* _The problem_:
In the entries below, count every line with the string "upper". State the count and nothing else.

---------- Recorded data ----------

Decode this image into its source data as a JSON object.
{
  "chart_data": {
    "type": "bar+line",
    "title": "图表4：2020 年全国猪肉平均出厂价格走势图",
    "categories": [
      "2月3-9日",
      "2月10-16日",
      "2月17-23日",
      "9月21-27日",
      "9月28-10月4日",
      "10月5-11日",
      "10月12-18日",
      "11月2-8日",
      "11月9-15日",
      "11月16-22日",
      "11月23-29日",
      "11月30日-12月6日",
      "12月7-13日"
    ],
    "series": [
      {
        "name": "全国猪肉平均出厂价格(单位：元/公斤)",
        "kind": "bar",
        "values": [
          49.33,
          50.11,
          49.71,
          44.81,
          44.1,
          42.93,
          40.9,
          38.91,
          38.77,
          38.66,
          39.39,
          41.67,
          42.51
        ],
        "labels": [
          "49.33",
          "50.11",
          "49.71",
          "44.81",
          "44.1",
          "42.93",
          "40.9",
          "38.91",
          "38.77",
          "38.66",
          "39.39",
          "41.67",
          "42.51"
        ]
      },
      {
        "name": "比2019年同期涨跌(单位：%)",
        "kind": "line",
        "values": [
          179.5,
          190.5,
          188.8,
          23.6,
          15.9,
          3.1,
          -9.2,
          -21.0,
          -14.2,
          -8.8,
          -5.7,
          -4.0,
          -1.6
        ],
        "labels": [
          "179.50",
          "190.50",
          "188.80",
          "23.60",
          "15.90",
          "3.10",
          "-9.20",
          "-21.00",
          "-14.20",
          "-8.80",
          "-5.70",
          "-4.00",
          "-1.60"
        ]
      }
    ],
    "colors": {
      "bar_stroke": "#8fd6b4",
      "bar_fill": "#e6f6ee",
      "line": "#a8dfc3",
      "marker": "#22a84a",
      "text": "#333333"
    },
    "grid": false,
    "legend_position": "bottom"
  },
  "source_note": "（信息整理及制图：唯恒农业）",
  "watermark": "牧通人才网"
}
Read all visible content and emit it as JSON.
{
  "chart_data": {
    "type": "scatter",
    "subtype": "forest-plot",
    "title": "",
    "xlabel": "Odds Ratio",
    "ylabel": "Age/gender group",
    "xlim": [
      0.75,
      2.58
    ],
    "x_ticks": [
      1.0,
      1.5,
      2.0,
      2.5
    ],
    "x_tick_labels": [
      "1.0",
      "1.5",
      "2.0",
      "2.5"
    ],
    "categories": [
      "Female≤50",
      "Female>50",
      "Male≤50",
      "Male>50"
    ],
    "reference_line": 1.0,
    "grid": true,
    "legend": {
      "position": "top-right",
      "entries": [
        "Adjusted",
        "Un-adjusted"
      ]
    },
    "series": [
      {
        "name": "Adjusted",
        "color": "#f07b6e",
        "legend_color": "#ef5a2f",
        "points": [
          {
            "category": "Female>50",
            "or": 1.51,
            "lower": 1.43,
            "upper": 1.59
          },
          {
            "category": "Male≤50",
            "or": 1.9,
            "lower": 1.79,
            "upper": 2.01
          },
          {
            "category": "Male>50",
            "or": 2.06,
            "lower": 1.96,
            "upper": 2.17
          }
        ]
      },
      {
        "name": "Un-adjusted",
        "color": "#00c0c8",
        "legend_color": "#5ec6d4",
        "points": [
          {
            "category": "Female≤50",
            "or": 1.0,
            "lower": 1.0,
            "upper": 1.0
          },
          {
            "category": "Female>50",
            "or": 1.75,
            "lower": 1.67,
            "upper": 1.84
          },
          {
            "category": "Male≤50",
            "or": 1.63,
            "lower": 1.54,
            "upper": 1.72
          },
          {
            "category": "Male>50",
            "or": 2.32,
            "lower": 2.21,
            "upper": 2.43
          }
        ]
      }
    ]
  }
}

----------
---------- Recorded data ----------

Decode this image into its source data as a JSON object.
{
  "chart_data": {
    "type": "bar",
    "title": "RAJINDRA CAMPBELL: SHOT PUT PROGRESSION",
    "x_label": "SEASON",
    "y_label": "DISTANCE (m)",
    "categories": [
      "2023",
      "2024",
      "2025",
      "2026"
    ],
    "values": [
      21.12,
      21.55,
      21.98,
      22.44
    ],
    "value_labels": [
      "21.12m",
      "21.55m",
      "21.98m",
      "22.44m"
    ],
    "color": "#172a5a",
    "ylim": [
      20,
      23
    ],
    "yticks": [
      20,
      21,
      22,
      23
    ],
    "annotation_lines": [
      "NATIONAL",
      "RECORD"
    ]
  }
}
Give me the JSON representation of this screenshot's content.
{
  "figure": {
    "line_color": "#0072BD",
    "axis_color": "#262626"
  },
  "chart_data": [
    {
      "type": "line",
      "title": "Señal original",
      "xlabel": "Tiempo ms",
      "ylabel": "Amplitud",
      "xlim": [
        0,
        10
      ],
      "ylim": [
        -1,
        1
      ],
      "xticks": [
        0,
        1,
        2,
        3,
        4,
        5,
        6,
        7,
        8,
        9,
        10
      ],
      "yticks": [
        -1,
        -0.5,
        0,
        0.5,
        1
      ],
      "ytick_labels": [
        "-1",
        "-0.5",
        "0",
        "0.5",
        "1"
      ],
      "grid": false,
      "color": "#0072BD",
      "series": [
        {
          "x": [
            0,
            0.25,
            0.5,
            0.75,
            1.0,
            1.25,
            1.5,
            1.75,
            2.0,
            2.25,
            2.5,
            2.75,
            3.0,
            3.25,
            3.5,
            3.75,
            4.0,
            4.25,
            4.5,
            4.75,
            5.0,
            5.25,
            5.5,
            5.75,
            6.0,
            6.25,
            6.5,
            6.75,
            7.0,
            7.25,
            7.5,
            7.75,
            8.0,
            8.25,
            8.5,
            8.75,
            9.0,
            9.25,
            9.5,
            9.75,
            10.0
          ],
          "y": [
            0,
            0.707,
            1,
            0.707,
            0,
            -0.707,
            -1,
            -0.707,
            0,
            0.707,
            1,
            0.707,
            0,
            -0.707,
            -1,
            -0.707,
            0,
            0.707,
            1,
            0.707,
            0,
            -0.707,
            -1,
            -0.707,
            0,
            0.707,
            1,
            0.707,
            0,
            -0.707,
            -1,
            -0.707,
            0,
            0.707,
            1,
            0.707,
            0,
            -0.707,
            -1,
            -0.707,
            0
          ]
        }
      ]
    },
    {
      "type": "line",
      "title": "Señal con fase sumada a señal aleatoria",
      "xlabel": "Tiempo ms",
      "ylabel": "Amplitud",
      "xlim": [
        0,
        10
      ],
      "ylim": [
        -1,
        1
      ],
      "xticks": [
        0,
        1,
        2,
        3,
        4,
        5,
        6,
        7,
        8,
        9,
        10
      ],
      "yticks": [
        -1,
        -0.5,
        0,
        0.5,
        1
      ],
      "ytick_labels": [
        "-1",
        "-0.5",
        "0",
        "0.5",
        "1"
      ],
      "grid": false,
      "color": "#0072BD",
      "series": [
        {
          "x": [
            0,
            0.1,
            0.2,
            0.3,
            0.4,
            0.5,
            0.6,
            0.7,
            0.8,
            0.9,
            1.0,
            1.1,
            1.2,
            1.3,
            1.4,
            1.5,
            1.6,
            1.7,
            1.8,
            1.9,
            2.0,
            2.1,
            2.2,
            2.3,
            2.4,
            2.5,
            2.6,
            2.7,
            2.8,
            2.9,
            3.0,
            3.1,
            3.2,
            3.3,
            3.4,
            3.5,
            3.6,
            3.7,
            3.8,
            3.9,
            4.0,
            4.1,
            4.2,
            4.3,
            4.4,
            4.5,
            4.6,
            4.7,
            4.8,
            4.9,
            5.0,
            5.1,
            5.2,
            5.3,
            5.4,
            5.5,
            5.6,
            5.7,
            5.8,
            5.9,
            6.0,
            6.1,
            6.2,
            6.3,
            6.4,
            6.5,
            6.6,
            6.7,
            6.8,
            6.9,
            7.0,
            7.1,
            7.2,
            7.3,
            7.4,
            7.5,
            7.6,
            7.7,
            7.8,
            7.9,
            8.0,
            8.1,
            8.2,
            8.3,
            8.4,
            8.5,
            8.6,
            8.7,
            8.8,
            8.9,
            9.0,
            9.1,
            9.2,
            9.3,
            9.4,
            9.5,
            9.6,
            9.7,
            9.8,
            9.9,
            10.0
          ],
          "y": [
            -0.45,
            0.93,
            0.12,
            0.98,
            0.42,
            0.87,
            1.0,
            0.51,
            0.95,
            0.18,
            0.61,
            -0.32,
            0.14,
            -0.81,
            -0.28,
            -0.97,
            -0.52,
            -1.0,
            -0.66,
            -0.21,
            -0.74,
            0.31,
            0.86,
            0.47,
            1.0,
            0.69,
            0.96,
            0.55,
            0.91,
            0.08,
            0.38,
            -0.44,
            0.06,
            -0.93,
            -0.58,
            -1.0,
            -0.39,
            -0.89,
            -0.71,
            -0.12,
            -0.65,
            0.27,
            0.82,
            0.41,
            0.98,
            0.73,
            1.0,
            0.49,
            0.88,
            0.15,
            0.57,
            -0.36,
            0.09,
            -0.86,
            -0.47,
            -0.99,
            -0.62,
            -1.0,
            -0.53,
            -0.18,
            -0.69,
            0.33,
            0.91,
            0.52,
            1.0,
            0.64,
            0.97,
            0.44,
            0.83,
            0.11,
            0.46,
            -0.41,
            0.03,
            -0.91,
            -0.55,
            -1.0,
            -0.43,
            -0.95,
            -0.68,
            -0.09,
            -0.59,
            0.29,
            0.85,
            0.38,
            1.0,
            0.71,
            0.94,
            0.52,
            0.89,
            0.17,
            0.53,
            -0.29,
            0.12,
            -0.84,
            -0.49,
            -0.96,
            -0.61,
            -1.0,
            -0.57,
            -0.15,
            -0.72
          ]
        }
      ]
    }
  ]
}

----------
---------- Recorded data ----------

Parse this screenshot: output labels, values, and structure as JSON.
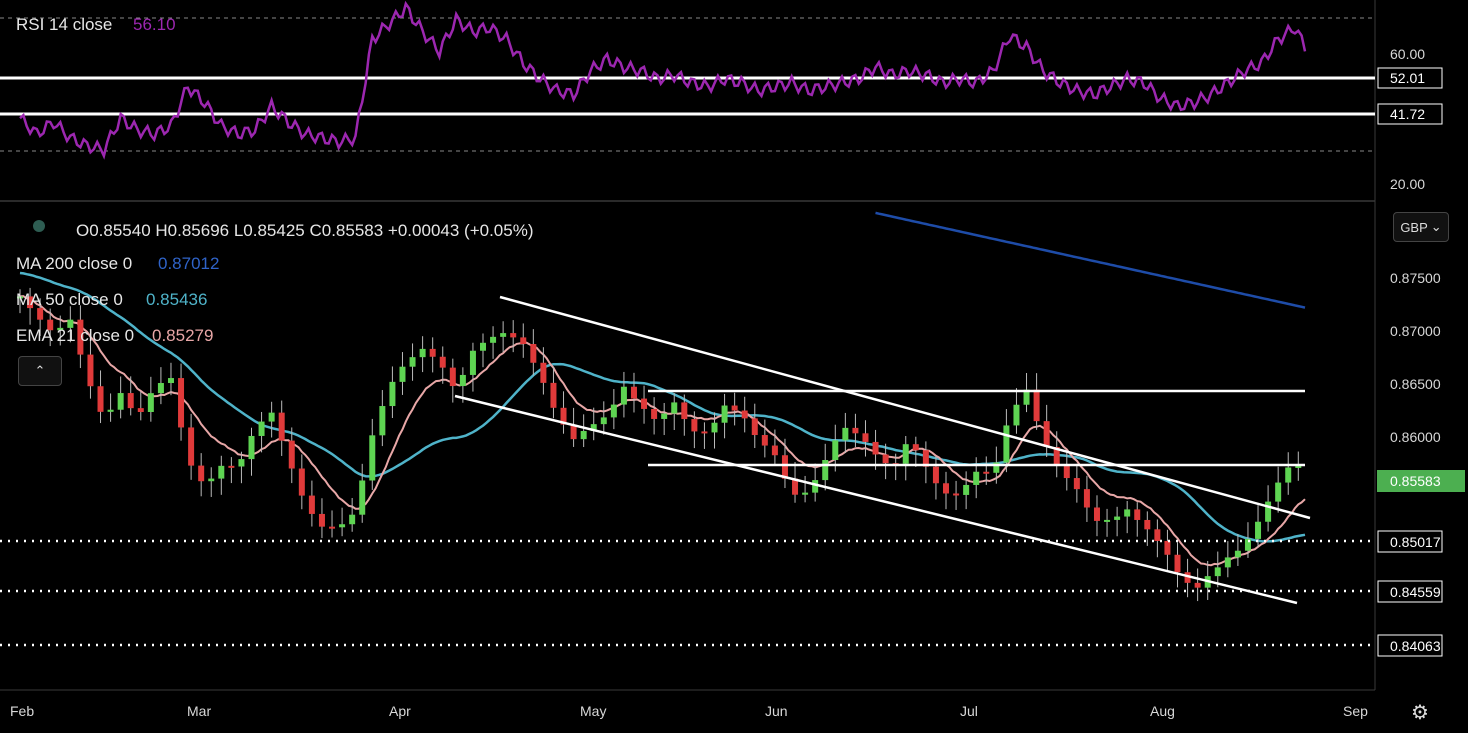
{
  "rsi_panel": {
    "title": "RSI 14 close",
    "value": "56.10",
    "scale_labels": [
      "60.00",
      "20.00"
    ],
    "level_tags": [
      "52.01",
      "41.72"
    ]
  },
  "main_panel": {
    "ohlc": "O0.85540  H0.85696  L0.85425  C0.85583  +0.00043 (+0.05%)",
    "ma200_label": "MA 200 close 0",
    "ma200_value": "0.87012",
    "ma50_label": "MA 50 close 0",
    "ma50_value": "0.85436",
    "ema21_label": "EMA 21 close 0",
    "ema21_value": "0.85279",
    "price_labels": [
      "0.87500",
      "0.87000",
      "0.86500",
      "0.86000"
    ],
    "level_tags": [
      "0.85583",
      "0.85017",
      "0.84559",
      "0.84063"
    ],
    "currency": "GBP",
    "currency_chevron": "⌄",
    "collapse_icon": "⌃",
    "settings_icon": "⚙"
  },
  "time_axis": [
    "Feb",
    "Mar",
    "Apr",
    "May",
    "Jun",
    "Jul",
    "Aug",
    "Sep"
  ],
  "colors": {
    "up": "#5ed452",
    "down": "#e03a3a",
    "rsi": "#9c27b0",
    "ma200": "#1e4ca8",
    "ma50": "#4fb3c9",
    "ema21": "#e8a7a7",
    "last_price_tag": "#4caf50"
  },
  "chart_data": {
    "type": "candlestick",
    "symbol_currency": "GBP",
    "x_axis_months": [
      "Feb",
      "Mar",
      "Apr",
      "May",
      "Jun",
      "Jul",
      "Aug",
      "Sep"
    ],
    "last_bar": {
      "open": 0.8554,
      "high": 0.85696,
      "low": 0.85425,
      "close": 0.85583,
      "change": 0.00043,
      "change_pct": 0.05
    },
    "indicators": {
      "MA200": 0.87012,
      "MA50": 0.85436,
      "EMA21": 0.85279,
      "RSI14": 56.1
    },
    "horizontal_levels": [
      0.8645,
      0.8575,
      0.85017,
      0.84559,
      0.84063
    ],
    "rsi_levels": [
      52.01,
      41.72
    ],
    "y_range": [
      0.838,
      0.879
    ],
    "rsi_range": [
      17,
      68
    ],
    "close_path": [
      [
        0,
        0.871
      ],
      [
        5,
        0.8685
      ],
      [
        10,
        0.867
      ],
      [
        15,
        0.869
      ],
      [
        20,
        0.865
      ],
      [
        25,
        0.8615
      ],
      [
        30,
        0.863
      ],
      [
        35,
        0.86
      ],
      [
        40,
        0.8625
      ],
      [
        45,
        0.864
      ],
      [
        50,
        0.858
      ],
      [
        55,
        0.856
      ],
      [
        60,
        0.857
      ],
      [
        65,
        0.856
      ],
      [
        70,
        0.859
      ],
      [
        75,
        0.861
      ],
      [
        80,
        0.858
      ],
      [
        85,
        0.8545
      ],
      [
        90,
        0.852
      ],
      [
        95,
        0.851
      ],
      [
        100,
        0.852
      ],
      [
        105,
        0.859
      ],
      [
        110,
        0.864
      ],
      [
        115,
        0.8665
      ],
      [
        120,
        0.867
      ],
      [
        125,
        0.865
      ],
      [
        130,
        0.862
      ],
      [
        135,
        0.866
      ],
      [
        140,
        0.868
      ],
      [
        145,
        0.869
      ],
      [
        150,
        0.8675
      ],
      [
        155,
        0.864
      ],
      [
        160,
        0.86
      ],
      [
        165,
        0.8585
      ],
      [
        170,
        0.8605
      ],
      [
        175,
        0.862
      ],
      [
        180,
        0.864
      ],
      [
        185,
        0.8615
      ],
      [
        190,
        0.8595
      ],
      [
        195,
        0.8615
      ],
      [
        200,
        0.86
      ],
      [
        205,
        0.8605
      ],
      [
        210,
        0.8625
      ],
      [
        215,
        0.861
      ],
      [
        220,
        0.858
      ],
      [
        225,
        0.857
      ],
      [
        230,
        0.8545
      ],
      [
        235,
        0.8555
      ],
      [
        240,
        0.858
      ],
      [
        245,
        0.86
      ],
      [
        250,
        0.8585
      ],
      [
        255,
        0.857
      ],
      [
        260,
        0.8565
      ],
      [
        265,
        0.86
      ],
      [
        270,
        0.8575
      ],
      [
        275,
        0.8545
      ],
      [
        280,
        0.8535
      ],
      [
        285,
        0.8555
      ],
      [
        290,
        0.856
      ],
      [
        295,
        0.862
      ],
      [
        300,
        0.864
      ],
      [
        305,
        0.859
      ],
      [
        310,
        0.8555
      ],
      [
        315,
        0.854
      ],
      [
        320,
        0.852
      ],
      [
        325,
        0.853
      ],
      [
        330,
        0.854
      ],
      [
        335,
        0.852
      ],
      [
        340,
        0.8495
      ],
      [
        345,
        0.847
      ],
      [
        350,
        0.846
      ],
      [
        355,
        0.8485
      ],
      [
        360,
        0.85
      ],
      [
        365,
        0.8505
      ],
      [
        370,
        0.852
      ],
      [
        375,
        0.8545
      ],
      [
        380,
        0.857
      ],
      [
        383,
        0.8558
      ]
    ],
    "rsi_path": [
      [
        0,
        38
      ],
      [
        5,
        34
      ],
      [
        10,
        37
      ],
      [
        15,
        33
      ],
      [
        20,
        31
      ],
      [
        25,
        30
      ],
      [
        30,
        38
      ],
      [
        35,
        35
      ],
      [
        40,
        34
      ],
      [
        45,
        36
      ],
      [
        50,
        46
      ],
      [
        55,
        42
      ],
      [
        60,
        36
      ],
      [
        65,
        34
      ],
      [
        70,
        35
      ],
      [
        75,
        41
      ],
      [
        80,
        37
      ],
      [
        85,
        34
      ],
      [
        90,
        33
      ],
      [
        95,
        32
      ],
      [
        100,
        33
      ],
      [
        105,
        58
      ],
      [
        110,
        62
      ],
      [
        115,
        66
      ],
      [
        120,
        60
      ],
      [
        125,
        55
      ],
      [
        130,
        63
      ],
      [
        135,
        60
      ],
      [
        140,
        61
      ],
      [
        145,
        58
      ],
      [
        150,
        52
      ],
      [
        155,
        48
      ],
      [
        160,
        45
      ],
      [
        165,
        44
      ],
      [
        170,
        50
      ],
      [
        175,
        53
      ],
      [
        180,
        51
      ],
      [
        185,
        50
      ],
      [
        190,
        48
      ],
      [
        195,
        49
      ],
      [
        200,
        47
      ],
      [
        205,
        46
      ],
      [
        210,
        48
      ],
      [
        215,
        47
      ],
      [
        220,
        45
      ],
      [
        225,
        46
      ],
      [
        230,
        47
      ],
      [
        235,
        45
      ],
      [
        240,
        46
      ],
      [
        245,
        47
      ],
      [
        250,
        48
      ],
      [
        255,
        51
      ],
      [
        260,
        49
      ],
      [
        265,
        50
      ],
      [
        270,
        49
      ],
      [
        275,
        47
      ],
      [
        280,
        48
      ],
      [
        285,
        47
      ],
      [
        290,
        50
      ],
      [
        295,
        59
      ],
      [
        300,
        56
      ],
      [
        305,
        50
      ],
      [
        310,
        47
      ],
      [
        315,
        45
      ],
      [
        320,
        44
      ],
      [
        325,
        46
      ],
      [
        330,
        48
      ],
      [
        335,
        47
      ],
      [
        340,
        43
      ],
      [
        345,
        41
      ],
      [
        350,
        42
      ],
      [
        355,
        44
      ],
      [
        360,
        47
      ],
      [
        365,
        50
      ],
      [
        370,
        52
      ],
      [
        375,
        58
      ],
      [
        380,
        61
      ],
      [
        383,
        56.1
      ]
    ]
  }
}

----------

* _Exercise output_:
7